What you have to do: Quote the rows verbatim, beginning with the line containing "html-file-icon: H [272,19,288,38]" and continuing through the line containing "tab-base-css[interactable]: css base.css".

(Items from a dataset)
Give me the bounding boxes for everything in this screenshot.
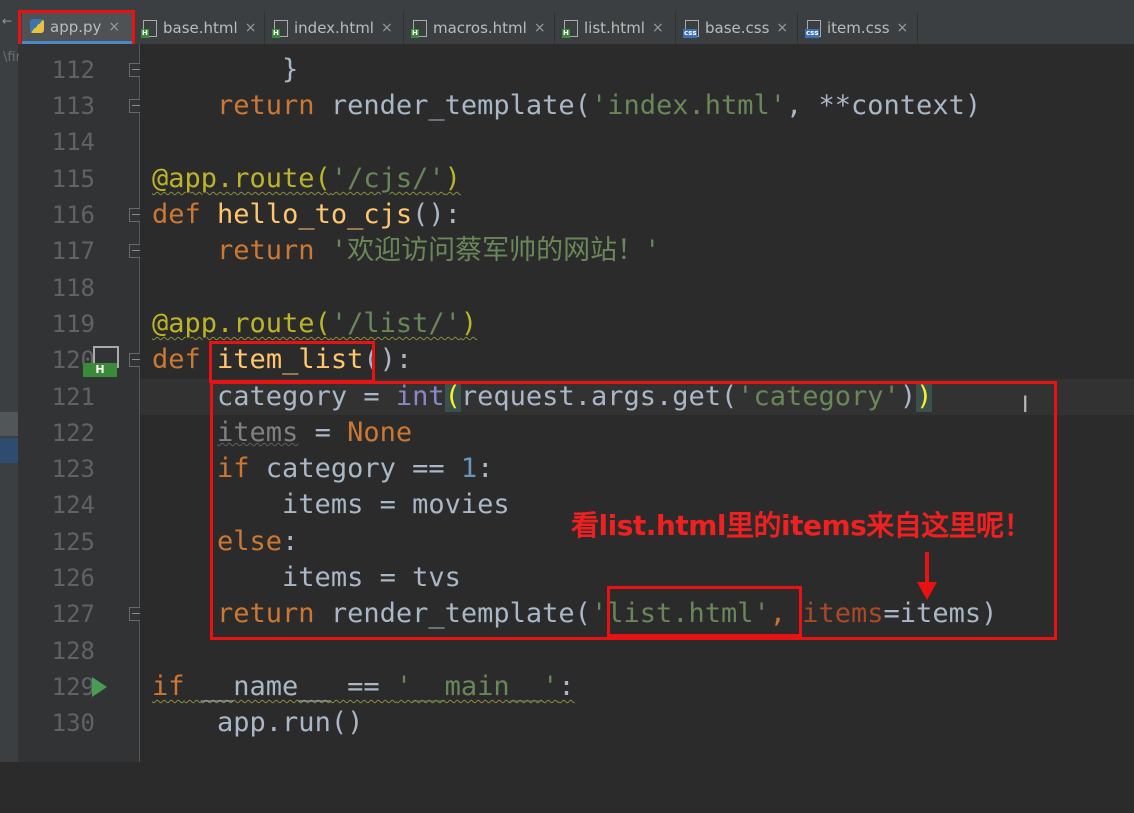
html-file-icon: H [272,19,288,38]
line-number: 128 [51,637,95,665]
close-icon[interactable]: × [776,20,788,36]
line-number: 119 [51,310,95,338]
css-file-icon: css [683,19,699,38]
code-line-112: } [282,54,299,85]
tab-label: base.html [163,19,238,37]
close-icon[interactable]: × [381,20,393,36]
code-line-130: app.run() [217,707,364,738]
line-number: 117 [51,237,95,265]
line-number: 123 [51,455,95,483]
line-number: 118 [51,274,95,302]
annotation-arrow-shaft [925,552,929,586]
project-tree-selection [0,412,18,436]
code-line-116: def hello_to_cjs(): [152,199,461,230]
line-number-gutter: 112 113 114 115 116 117 118 119 120 121 … [19,44,143,762]
line-number: 113 [51,92,95,120]
line-number: 129 [51,673,95,701]
line-number: 112 [51,56,95,84]
code-line-113: return render_template('index.html', **c… [217,90,982,121]
code-line-115: @app.route('/cjs/') [152,163,461,194]
tab-base-css[interactable]: css base.css × [677,12,798,44]
line-number: 116 [51,201,95,229]
text-cursor-icon: I [1022,393,1029,418]
tab-base-html[interactable]: H base.html × [135,12,265,44]
project-tree-selection-active [0,438,18,463]
project-panel-edge: ← [0,0,18,44]
line-number: 114 [51,128,95,156]
tab-label: index.html [294,19,374,37]
line-number: 121 [51,383,95,411]
collapse-arrow-icon[interactable]: ← [2,14,12,28]
tab-list-html[interactable]: H list.html × [556,12,676,44]
line-number: 125 [51,528,95,556]
code-line-117: return '欢迎访问蔡军帅的网站！' [217,235,661,266]
line-number: 130 [51,709,95,737]
template-link-icon[interactable]: H [83,346,119,380]
editor-tab-bar: ← app.py × H base.html × H index.html × … [0,0,1134,45]
line-number: 122 [51,419,95,447]
tab-item-css[interactable]: css item.css × [799,12,918,44]
template-name-highlight-box [607,586,802,637]
line-number: 126 [51,564,95,592]
tab-macros-html[interactable]: H macros.html × [405,12,555,44]
close-icon[interactable]: × [897,20,909,36]
tab-index-html[interactable]: H index.html × [266,12,404,44]
tab-label: item.css [827,19,890,37]
close-icon[interactable]: × [245,20,257,36]
project-panel-edge-strip: \fir [0,44,21,762]
run-icon[interactable] [92,677,107,697]
annotation-arrow-icon [917,582,937,600]
tab-label: list.html [584,19,645,37]
tab-label: base.css [705,19,770,37]
html-file-icon: H [562,19,578,38]
annotation-note: 看list.html里的items来自这里呢！ [571,509,1032,542]
close-icon[interactable]: × [652,20,664,36]
close-icon[interactable]: × [534,20,546,36]
function-name-highlight-box [209,341,375,383]
code-line-119: @app.route('/list/') [152,308,478,339]
line-number: 124 [51,491,95,519]
tab-label: macros.html [433,19,527,37]
html-file-icon: H [411,19,427,38]
line-number: 115 [51,165,95,193]
line-number: 127 [51,600,95,628]
code-line-129: if __name__ == '__main__': [152,671,575,702]
css-file-icon: css [805,19,821,38]
html-file-icon: H [141,19,157,38]
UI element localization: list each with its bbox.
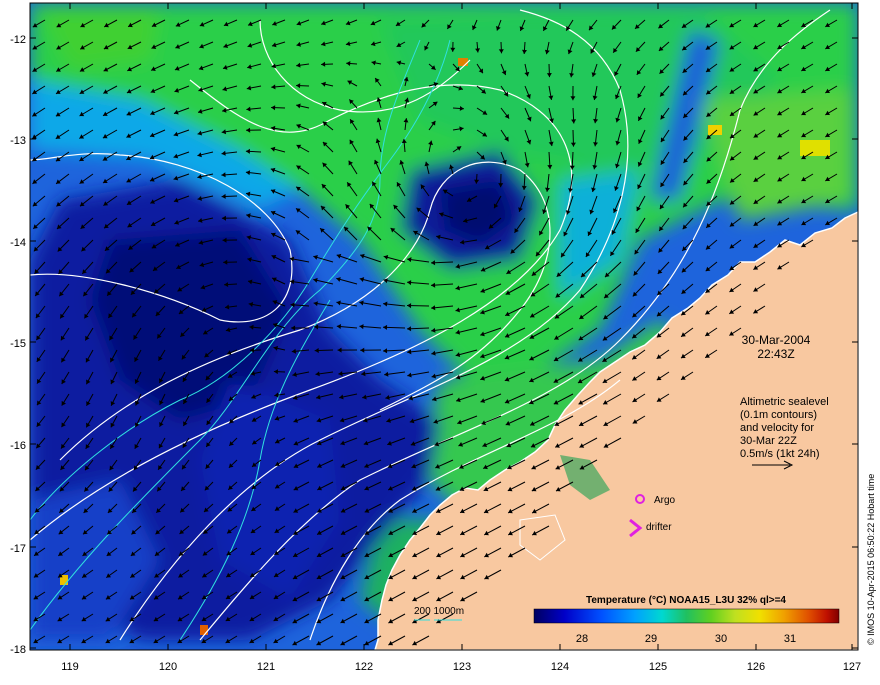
date-stamp: 30-Mar-2004 (742, 333, 811, 347)
info-line: Altimetric sealevel (740, 396, 829, 408)
info-line: 0.5m/s (1kt 24h) (740, 448, 819, 460)
lat-label: -13 (10, 135, 26, 147)
lat-label: -18 (10, 644, 26, 656)
info-line: (0.1m contours) (740, 409, 817, 421)
lon-label: 121 (257, 661, 275, 673)
map-figure: 119 120 121 122 123 124 125 126 127 -12 … (0, 0, 880, 680)
colorbar-tick: 30 (715, 633, 727, 645)
colorbar-tick: 28 (576, 633, 588, 645)
colorbar-tick: 29 (645, 633, 657, 645)
longitude-labels: 119 120 121 122 123 124 125 126 127 (61, 661, 861, 673)
lat-label: -12 (10, 34, 26, 46)
lon-label: 123 (453, 661, 471, 673)
info-line: and velocity for (740, 422, 814, 434)
colorbar-gradient (534, 609, 839, 623)
lon-label: 125 (649, 661, 667, 673)
depth-legend-label: 200 1000m (414, 606, 464, 617)
argo-label: Argo (654, 495, 676, 506)
info-line: 30-Mar 22Z (740, 435, 797, 447)
lat-label: -15 (10, 338, 26, 350)
lon-label: 124 (551, 661, 569, 673)
time-stamp: 22:43Z (757, 347, 794, 361)
lat-label: -14 (10, 237, 26, 249)
credit-text: © IMOS 10-Apr-2015 06:50:22 Hobart time (866, 474, 876, 645)
colorbar-title: Temperature (°C) NOAA15_L3U 32% ql>=4 (586, 595, 786, 606)
latitude-labels: -12 -13 -14 -15 -16 -17 -18 (10, 34, 26, 656)
drifter-label: drifter (646, 522, 672, 533)
lon-label: 127 (843, 661, 861, 673)
lon-label: 126 (747, 661, 765, 673)
map-svg: 119 120 121 122 123 124 125 126 127 -12 … (0, 0, 880, 680)
lon-label: 120 (159, 661, 177, 673)
lat-label: -17 (10, 543, 26, 555)
colorbar-tick: 31 (784, 633, 796, 645)
lat-label: -16 (10, 440, 26, 452)
lon-label: 119 (61, 661, 79, 673)
lon-label: 122 (355, 661, 373, 673)
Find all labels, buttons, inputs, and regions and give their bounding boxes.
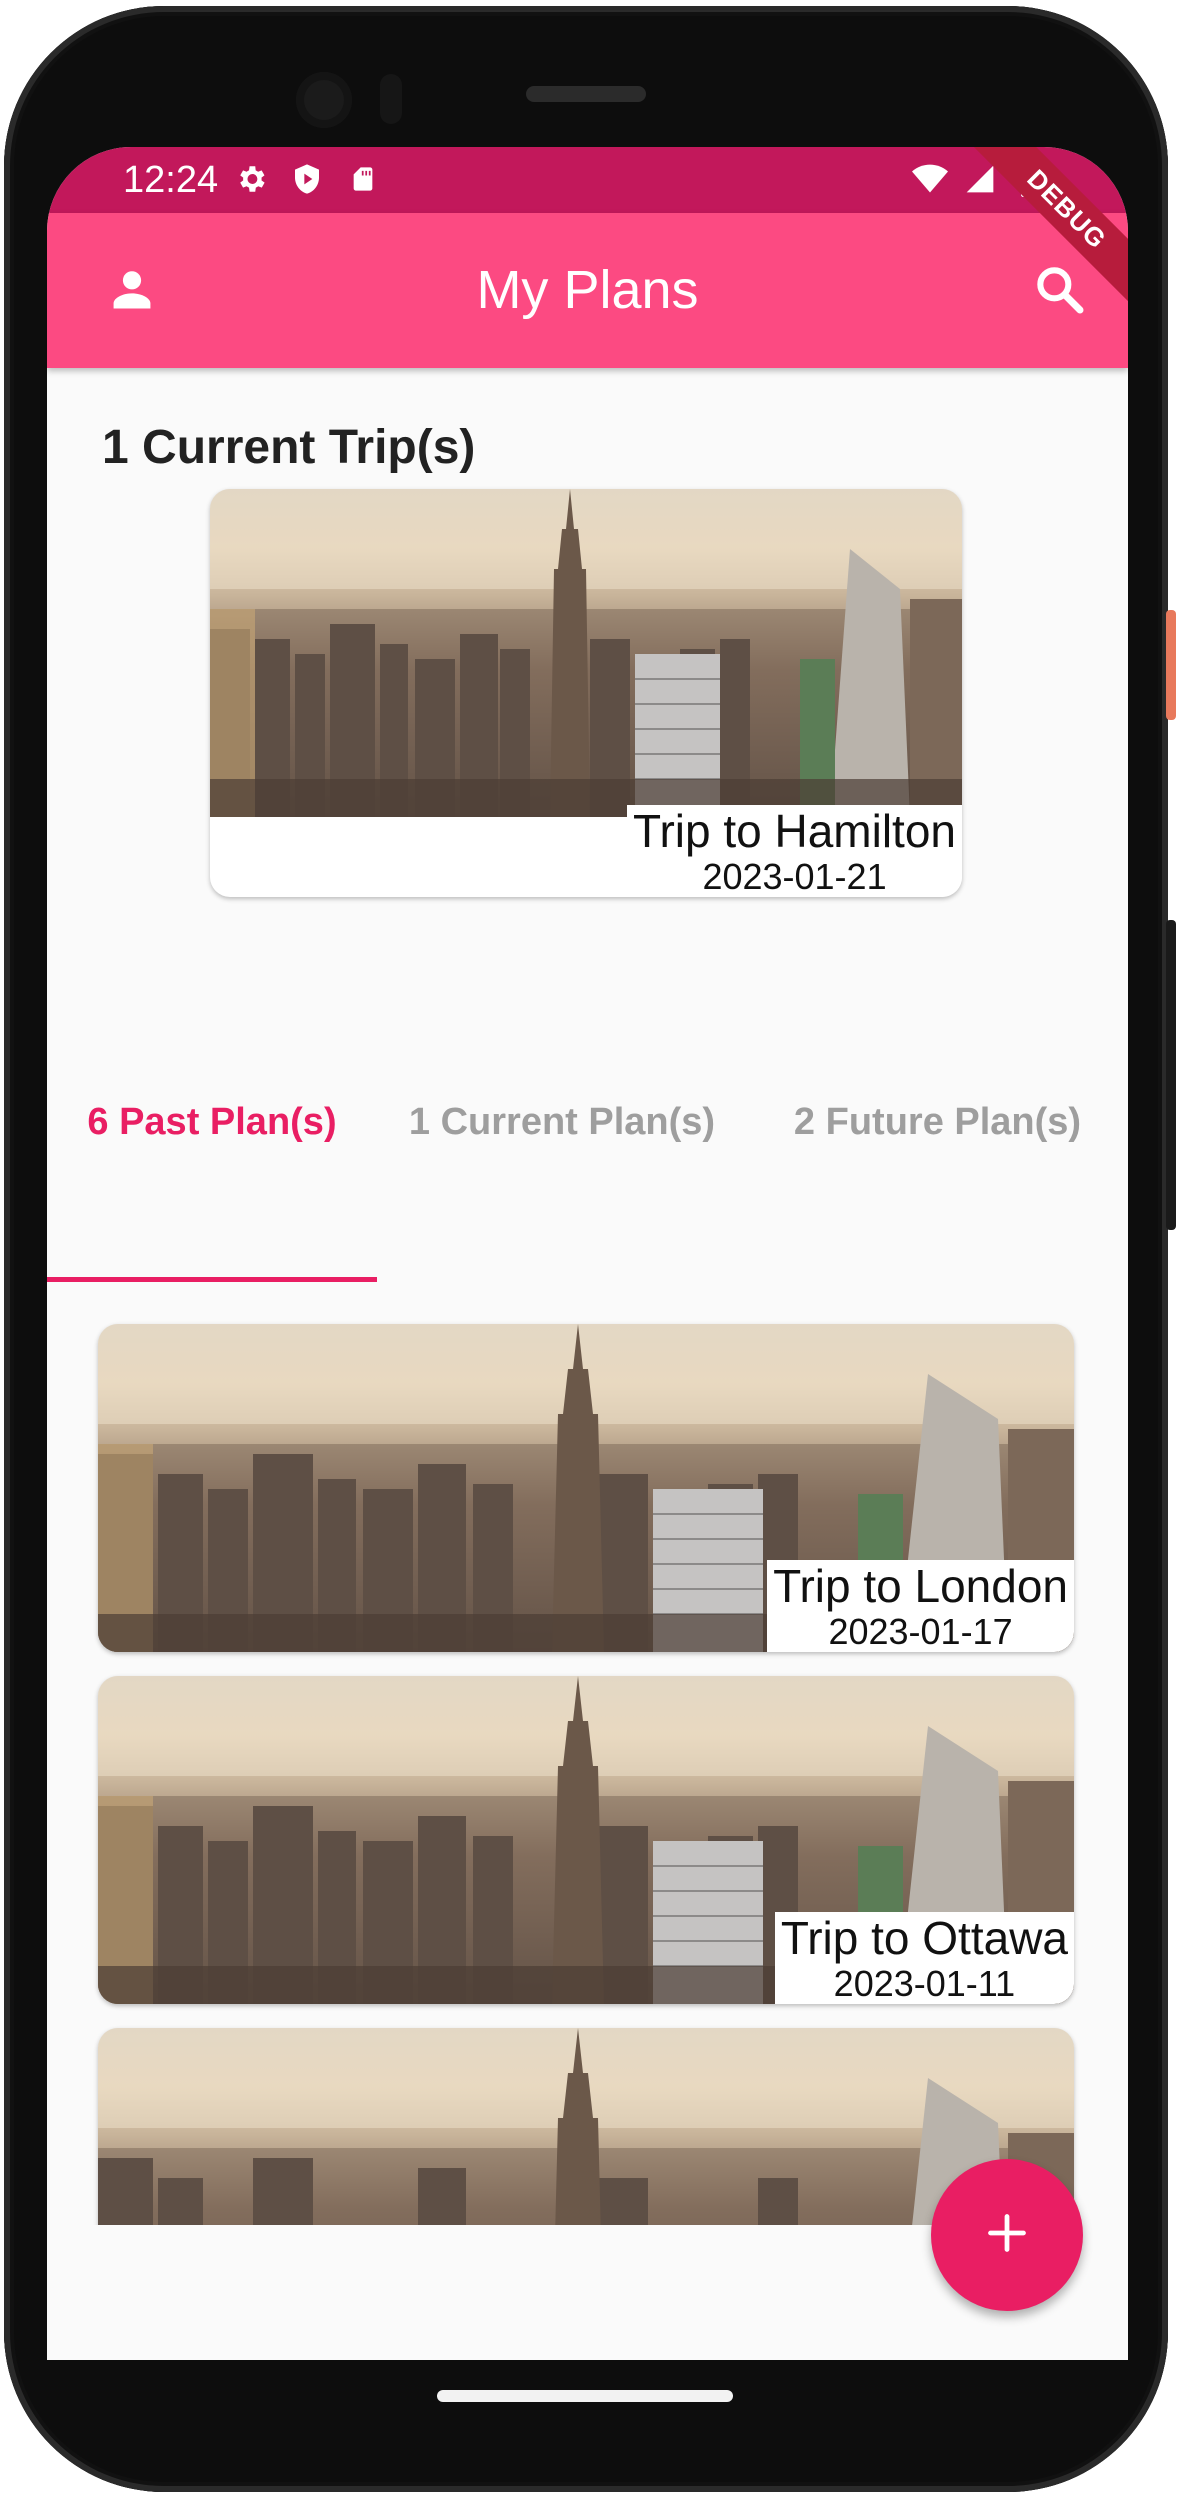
search-icon [1031,261,1087,322]
trip-caption: Trip to Hamilton 2023-01-21 [627,805,962,897]
tab-current-plans[interactable]: 1 Current Plan(s) [377,1062,747,1182]
app-screen: 12:24 My Plans DEBUG 1 Current Trip(s) T… [47,147,1128,2360]
gear-icon [233,161,269,197]
past-plans-list[interactable]: Trip to London 2023-01-17 Trip to Ottawa… [47,1315,1128,2225]
search-button[interactable] [1024,256,1094,326]
app-bar: My Plans [47,213,1128,368]
wifi-icon [912,161,948,197]
plan-card-partial[interactable] [98,2028,1074,2225]
plan-card-london[interactable]: Trip to London 2023-01-17 [98,1324,1074,1652]
tab-past-plans[interactable]: 6 Past Plan(s) [47,1062,377,1182]
plan-date: 2023-01-11 [833,1963,1016,2004]
proximity-sensor [380,74,402,124]
shield-play-icon [289,161,325,197]
plus-icon [985,2211,1029,2260]
plan-name: Trip to London [773,1560,1068,1612]
city-skyline-image [98,2028,1074,2225]
plan-card-ottawa[interactable]: Trip to Ottawa 2023-01-11 [98,1676,1074,2004]
plan-date: 2023-01-17 [828,1611,1013,1652]
current-trip-card[interactable]: Trip to Hamilton 2023-01-21 [210,489,962,897]
tab-future-plans[interactable]: 2 Future Plan(s) [747,1062,1128,1182]
home-gesture-pill[interactable] [437,2390,733,2402]
power-button [1166,610,1176,720]
phone-device: 12:24 My Plans DEBUG 1 Current Trip(s) T… [0,0,1178,2498]
add-plan-button[interactable] [931,2159,1083,2311]
tab-indicator [47,1277,377,1282]
status-icons-left [233,161,381,197]
system-navigation-bar [47,2360,1128,2460]
volume-button [1166,920,1176,1230]
plan-caption: Trip to Ottawa 2023-01-11 [774,1912,1074,2004]
plan-caption: Trip to London 2023-01-17 [767,1560,1074,1652]
trip-date: 2023-01-21 [702,856,887,897]
person-icon [106,263,158,320]
page-title: My Plans [476,260,699,320]
status-time: 12:24 [123,159,219,201]
city-skyline-image [210,489,962,817]
plans-tab-bar: 6 Past Plan(s) 1 Current Plan(s) 2 Futur… [47,1062,1128,1182]
current-trips-heading: 1 Current Trip(s) [102,421,476,474]
earpiece-speaker [526,86,646,102]
profile-button[interactable] [97,256,167,326]
front-camera [296,72,352,128]
status-bar: 12:24 [47,147,1128,213]
plan-name: Trip to Ottawa [780,1912,1068,1964]
trip-name: Trip to Hamilton [633,805,956,857]
sd-card-icon [345,161,381,197]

Task answer:
html-file-icon: H [272,19,288,38]
line-number: 128 [51,637,95,665]
close-icon[interactable]: × [776,20,788,36]
line-number: 119 [51,310,95,338]
css-file-icon: css [683,19,699,38]
code-line-112: } [282,54,299,85]
tab-label: base.html [163,19,238,37]
close-icon[interactable]: × [381,20,393,36]
code-line-130: app.run() [217,707,364,738]
line-number: 117 [51,237,95,265]
line-number: 123 [51,455,95,483]
line-number: 118 [51,274,95,302]
annotation-arrow-shaft [925,552,929,586]
project-tree-selection [0,412,18,436]
code-line-116: def hello_to_cjs(): [152,199,461,230]
line-number-gutter: 112 113 114 115 116 117 118 119 120 121 … [19,44,143,762]
line-number: 113 [51,92,95,120]
line-number: 129 [51,673,95,701]
line-number: 112 [51,56,95,84]
code-line-113: return render_template('index.html', **c… [217,90,982,121]
code-line-115: @app.route('/cjs/') [152,163,461,194]
tab-base-css[interactable]: css base.css × [677,12,798,44]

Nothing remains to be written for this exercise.